──────── Provided data

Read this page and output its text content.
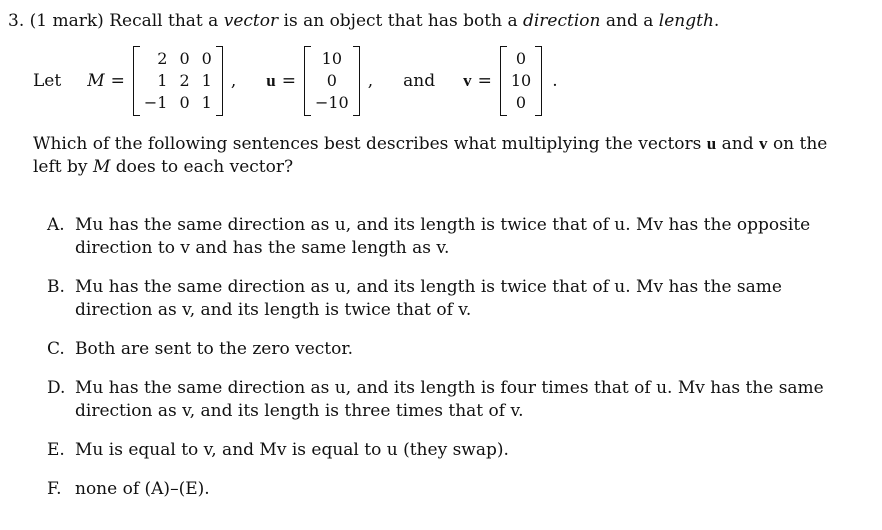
3. (1 mark) Recall that a vector is an object that has both a direction and a length.
Let M =
2 0 0
1 2 1
−1 0 1
, u =
10
0
−10
, and v =
0
10
0
.

Which of the following sentences best describes what multiplying the vectors u and v on the left by M does to each vector?

A. Mu has the same direction as u, and its length is twice that of u. Mv has the opposite direction to v and has the same length as v.
B. Mu has the same direction as u, and its length is twice that of u. Mv has the same direction as v, and its length is twice that of v.
C. Both are sent to the zero vector.
D. Mu has the same direction as u, and its length is four times that of u. Mv has the same direction as v, and its length is three times that of v.
E. Mu is equal to v, and Mv is equal to u (they swap).
F. none of (A)–(E).
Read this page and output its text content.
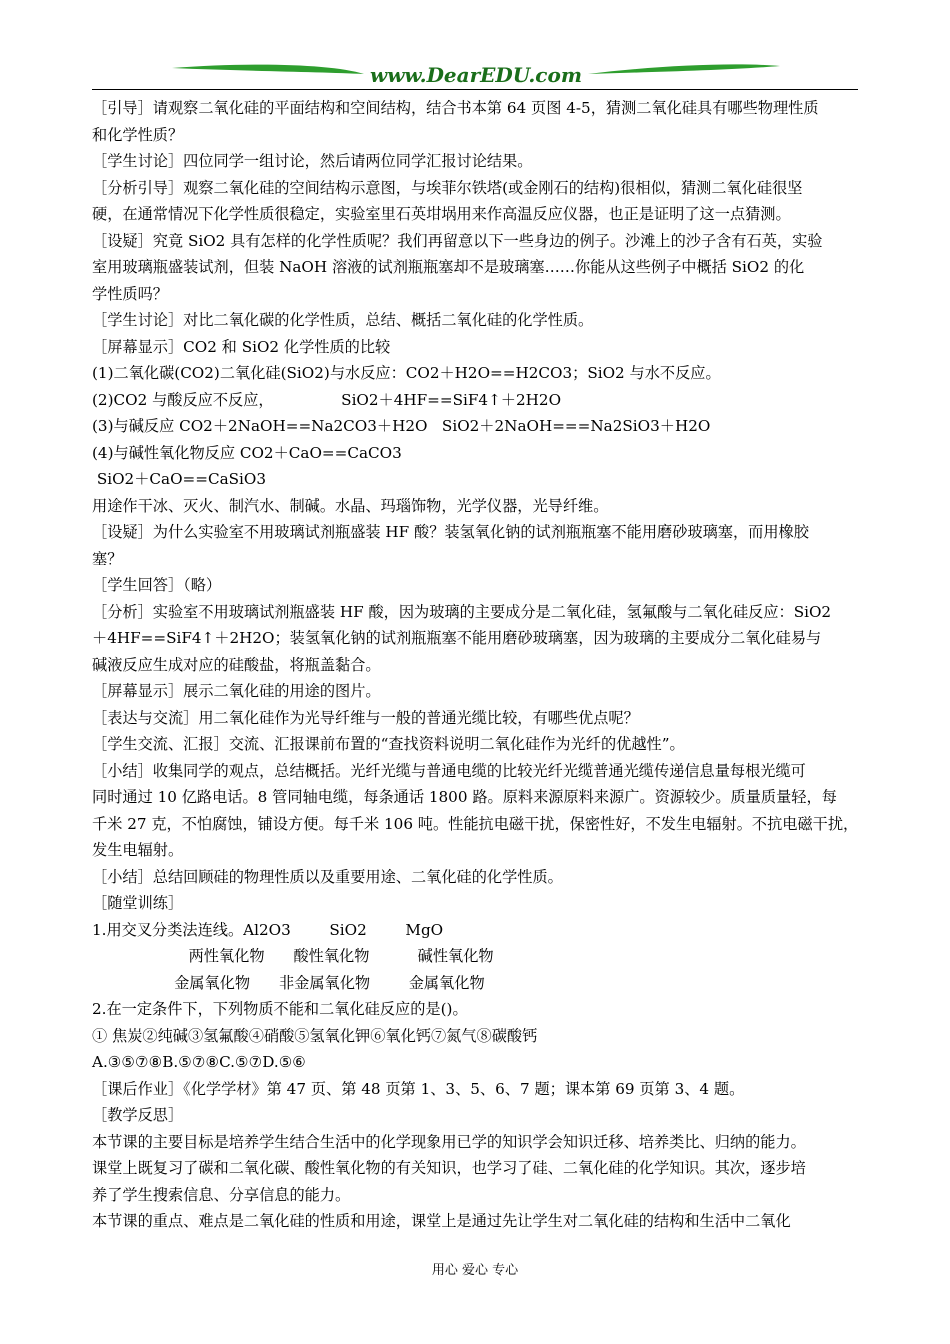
www.DearEDU.com

［引导］请观察二氧化硅的平面结构和空间结构，结合书本第 64 页图 4-5，猜测二氧化硅具有哪些物理性质

和化学性质？

［学生讨论］四位同学一组讨论，然后请两位同学汇报讨论结果。

［分析引导］观察二氧化硅的空间结构示意图，与埃菲尔铁塔(或金刚石的结构)很相似，猜测二氧化硅很坚

硬，在通常情况下化学性质很稳定，实验室里石英坩埚用来作高温反应仪器，也正是证明了这一点猜测。

［设疑］究竟 SiO2 具有怎样的化学性质呢？我们再留意以下一些身边的例子。沙滩上的沙子含有石英，实验

室用玻璃瓶盛装试剂，但装 NaOH 溶液的试剂瓶瓶塞却不是玻璃塞……你能从这些例子中概括 SiO2 的化

学性质吗？

［学生讨论］对比二氧化碳的化学性质，总结、概括二氧化硅的化学性质。

［屏幕显示］CO2 和 SiO2 化学性质的比较

(1)二氧化碳(CO2)二氧化硅(SiO2)与水反应：CO2＋H2O==H2CO3；SiO2 与水不反应。

(2)CO2 与酸反应不反应，              SiO2＋4HF==SiF4↑＋2H2O

(3)与碱反应 CO2＋2NaOH==Na2CO3＋H2O   SiO2＋2NaOH===Na2SiO3＋H2O

(4)与碱性氧化物反应 CO2＋CaO==CaCO3

SiO2＋CaO==CaSiO3

用途作干冰、灭火、制汽水、制碱。水晶、玛瑙饰物，光学仪器，光导纤维。

［设疑］为什么实验室不用玻璃试剂瓶盛装 HF 酸？装氢氧化钠的试剂瓶瓶塞不能用磨砂玻璃塞，而用橡胶

塞？

［学生回答］（略）

［分析］实验室不用玻璃试剂瓶盛装 HF 酸，因为玻璃的主要成分是二氧化硅，氢氟酸与二氧化硅反应：SiO2

＋4HF==SiF4↑＋2H2O；装氢氧化钠的试剂瓶瓶塞不能用磨砂玻璃塞，因为玻璃的主要成分二氧化硅易与

碱液反应生成对应的硅酸盐，将瓶盖黏合。

［屏幕显示］展示二氧化硅的用途的图片。

［表达与交流］用二氧化硅作为光导纤维与一般的普通光缆比较，有哪些优点呢？

［学生交流、汇报］交流、汇报课前布置的“查找资料说明二氧化硅作为光纤的优越性”。

［小结］收集同学的观点，总结概括。光纤光缆与普通电缆的比较光纤光缆普通光缆传递信息量每根光缆可

同时通过 10 亿路电话。8 管同轴电缆，每条通话 1800 路。原料来源原料来源广。资源较少。质量质量轻，每

千米 27 克，不怕腐蚀，铺设方便。每千米 106 吨。性能抗电磁干扰，保密性好，不发生电辐射。不抗电磁干扰，

发生电辐射。

［小结］总结回顾硅的物理性质以及重要用途、二氧化硅的化学性质。

［随堂训练］

1.用交叉分类法连线。Al2O3        SiO2        MgO

两性氧化物      酸性氧化物          碱性氧化物

金属氧化物      非金属氧化物        金属氧化物

2.在一定条件下，下列物质不能和二氧化硅反应的是()。

① 焦炭②纯碱③氢氟酸④硝酸⑤氢氧化钾⑥氧化钙⑦氮气⑧碳酸钙

A.③⑤⑦⑧B.⑤⑦⑧C.⑤⑦D.⑤⑥

［课后作业］《化学学材》第 47 页、第 48 页第 1、3、5、6、7 题；课本第 69 页第 3、4 题。

［教学反思］

本节课的主要目标是培养学生结合生活中的化学现象用已学的知识学会知识迁移、培养类比、归纳的能力。

课堂上既复习了碳和二氧化碳、酸性氧化物的有关知识，也学习了硅、二氧化硅的化学知识。其次，逐步培

养了学生搜索信息、分享信息的能力。

本节课的重点、难点是二氧化硅的性质和用途，课堂上是通过先让学生对二氧化硅的结构和生活中二氧化

用心 爱心 专心
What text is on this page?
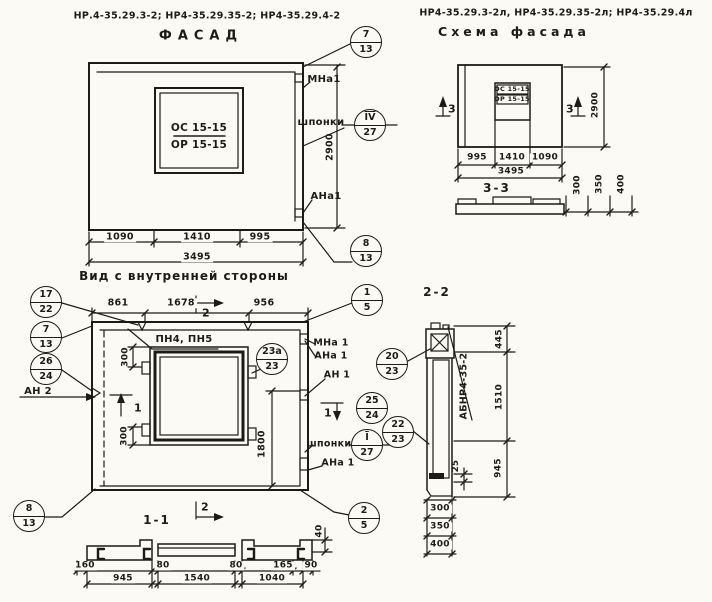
НР.4-35.29.3-2; НР4-35.29.35-2; НР4-35.29.4-2
ФАСАД
НР4-35.29.3-2л, НР4-35.29.35-2л; НР4-35.29.4л
Схема фасада
Вид с внутренней стороны
1-1
2-2
3-3
ОС 15-15
ОР 15-15
ОС 15-15
ОР 15-15
МНа1
шпонки
2900
АНа1
1090	1410	995
3495
3	3 2900
995 1410 1090
3495
300 350 400
861	1678	956
2
ПН4, ПН5
300
300	1800
МНа 1
АНа 1
АН 1
1
шпонки
АНа 1
АН 2
1
2
160
945
80
1540
80
1040
165 90
40
АБНР4-35-2
445
1510
25	945
300
350
400
7
13
$\overline{IV}$
27
8
13
17
22
7
13
26
24
8
13
1
5
23а
23
20
23
25
24
22
23
$\overline{I}$
27
2
5
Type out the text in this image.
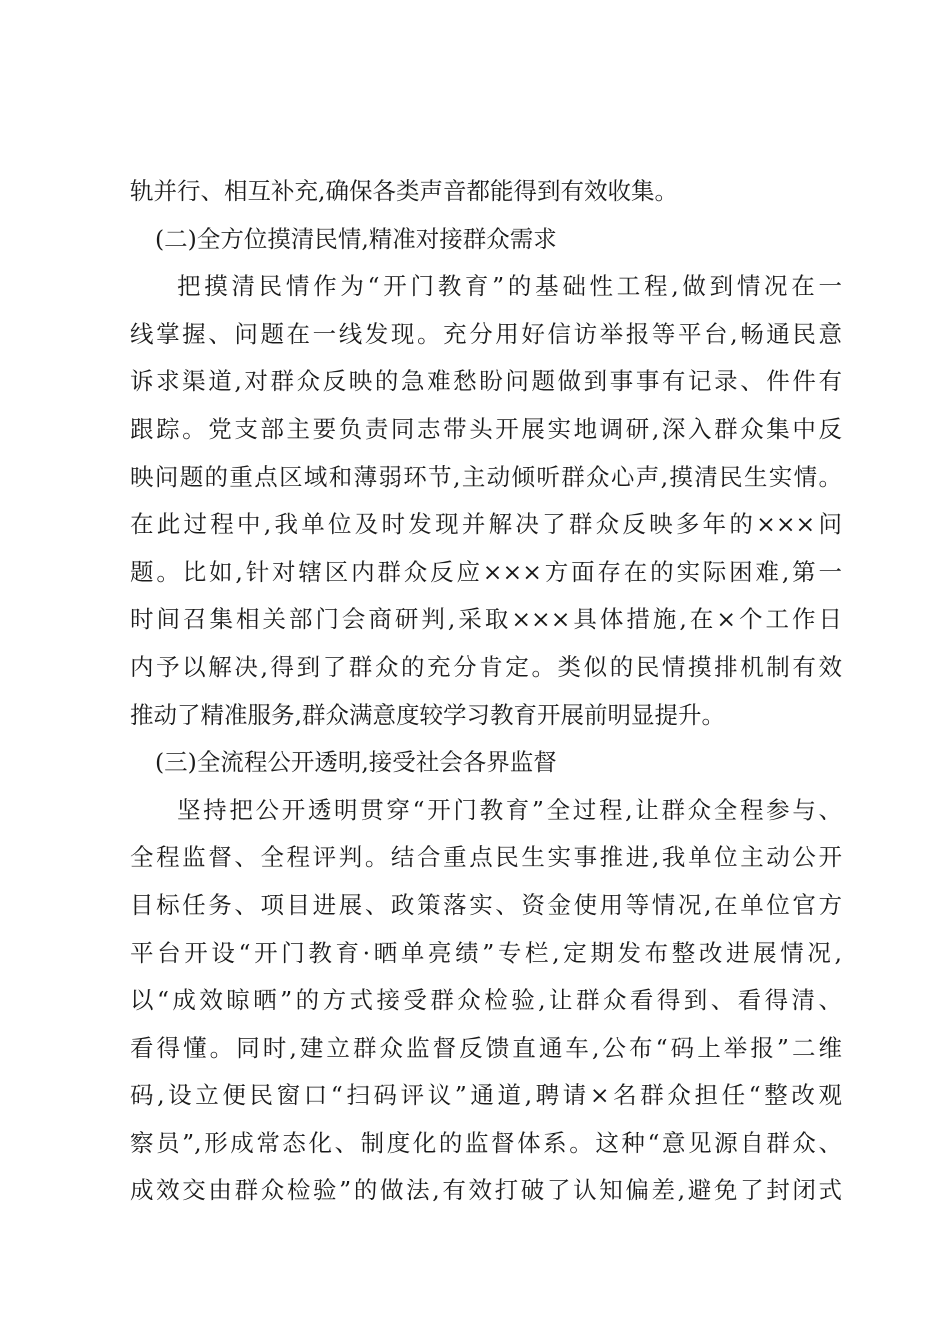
轨并行、相互补充,确保各类声音都能得到有效收集。
(二)全方位摸清民情,精准对接群众需求
把摸清民情作为“开门教育”的基础性工程,做到情况在一
线掌握、问题在一线发现。充分用好信访举报等平台,畅通民意
诉求渠道,对群众反映的急难愁盼问题做到事事有记录、件件有
跟踪。党支部主要负责同志带头开展实地调研,深入群众集中反
映问题的重点区域和薄弱环节,主动倾听群众心声,摸清民生实情。
在此过程中,我单位及时发现并解决了群众反映多年的×××问
题。比如,针对辖区内群众反应×××方面存在的实际困难,第一
时间召集相关部门会商研判,采取×××具体措施,在×个工作日
内予以解决,得到了群众的充分肯定。类似的民情摸排机制有效
推动了精准服务,群众满意度较学习教育开展前明显提升。
(三)全流程公开透明,接受社会各界监督
坚持把公开透明贯穿“开门教育”全过程,让群众全程参与、
全程监督、全程评判。结合重点民生实事推进,我单位主动公开
目标任务、项目进展、政策落实、资金使用等情况,在单位官方
平台开设“开门教育·晒单亮绩”专栏,定期发布整改进展情况,
以“成效晾晒”的方式接受群众检验,让群众看得到、看得清、
看得懂。同时,建立群众监督反馈直通车,公布“码上举报”二维
码,设立便民窗口“扫码评议”通道,聘请×名群众担任“整改观
察员”,形成常态化、制度化的监督体系。这种“意见源自群众、
成效交由群众检验”的做法,有效打破了认知偏差,避免了封闭式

────────────────

Instructions to follow – Reply with only the number of lines in the material above where the string "屏幕显示" appears.

Answer to this problem – 2